Dataset records
***

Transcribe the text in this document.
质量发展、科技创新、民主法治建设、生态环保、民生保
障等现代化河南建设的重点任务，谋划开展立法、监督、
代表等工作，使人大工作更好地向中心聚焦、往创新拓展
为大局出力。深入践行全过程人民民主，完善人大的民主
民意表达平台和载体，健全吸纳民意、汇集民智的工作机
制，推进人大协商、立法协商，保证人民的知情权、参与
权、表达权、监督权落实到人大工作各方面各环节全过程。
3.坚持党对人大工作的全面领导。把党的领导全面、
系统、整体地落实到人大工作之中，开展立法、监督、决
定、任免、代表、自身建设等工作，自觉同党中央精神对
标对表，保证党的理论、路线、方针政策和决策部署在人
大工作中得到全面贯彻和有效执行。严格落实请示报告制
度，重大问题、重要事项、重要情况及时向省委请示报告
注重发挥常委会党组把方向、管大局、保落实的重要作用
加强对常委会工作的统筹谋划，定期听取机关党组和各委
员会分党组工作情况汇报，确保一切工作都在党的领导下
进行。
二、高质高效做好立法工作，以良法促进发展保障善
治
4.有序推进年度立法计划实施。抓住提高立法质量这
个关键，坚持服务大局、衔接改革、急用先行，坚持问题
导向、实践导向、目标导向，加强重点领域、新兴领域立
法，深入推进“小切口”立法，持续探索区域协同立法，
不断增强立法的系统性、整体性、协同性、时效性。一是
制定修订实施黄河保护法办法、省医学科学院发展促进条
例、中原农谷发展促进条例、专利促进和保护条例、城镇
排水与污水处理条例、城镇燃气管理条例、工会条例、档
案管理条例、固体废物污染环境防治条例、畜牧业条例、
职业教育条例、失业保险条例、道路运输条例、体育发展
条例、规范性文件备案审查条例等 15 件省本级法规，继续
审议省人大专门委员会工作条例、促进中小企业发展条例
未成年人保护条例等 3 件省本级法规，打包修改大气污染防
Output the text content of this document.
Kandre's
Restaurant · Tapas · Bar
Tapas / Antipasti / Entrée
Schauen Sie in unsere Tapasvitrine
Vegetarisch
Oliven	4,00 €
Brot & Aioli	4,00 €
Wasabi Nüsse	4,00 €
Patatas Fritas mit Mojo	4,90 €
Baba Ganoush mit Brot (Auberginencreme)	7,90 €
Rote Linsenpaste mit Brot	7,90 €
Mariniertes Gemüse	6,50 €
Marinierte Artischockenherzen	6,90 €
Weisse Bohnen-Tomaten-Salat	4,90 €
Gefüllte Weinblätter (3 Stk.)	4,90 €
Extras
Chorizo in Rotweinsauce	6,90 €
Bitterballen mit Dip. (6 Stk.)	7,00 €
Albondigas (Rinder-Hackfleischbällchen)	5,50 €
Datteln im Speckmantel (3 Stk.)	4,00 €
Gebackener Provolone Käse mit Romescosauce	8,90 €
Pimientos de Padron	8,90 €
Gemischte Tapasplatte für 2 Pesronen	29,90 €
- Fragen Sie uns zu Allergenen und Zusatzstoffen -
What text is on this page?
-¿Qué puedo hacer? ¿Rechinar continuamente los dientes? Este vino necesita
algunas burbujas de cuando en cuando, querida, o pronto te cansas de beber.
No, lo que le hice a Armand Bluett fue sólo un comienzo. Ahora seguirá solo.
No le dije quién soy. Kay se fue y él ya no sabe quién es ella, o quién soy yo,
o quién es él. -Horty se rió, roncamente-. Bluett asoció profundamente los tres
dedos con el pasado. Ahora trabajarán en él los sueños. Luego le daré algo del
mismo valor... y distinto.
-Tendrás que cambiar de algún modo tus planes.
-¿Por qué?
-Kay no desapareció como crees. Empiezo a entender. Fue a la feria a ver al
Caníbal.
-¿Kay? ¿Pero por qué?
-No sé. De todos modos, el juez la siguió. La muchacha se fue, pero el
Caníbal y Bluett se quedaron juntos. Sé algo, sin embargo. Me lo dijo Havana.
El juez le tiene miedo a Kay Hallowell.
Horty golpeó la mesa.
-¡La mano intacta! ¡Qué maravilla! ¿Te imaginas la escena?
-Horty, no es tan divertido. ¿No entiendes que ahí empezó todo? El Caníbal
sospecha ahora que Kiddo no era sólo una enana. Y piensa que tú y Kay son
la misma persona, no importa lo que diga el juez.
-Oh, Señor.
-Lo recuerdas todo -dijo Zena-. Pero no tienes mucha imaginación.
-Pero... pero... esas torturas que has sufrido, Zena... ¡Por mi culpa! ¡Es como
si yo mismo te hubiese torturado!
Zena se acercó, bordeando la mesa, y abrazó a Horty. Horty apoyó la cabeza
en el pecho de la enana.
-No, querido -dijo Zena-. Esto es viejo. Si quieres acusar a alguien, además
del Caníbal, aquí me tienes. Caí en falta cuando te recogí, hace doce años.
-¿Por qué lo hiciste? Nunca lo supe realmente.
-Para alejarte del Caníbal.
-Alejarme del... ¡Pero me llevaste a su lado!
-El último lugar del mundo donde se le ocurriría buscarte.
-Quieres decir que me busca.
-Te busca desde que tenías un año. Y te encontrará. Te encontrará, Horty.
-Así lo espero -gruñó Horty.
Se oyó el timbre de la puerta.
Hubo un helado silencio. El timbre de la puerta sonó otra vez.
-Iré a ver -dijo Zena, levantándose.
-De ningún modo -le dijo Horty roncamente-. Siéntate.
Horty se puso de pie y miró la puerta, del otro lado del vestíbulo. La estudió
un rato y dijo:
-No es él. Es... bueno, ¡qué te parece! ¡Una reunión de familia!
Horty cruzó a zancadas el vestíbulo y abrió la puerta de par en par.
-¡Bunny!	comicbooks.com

***

**Description of the task**
Say how many lines of the listing above contain "Horty", with no other words.

**Correct answer**
9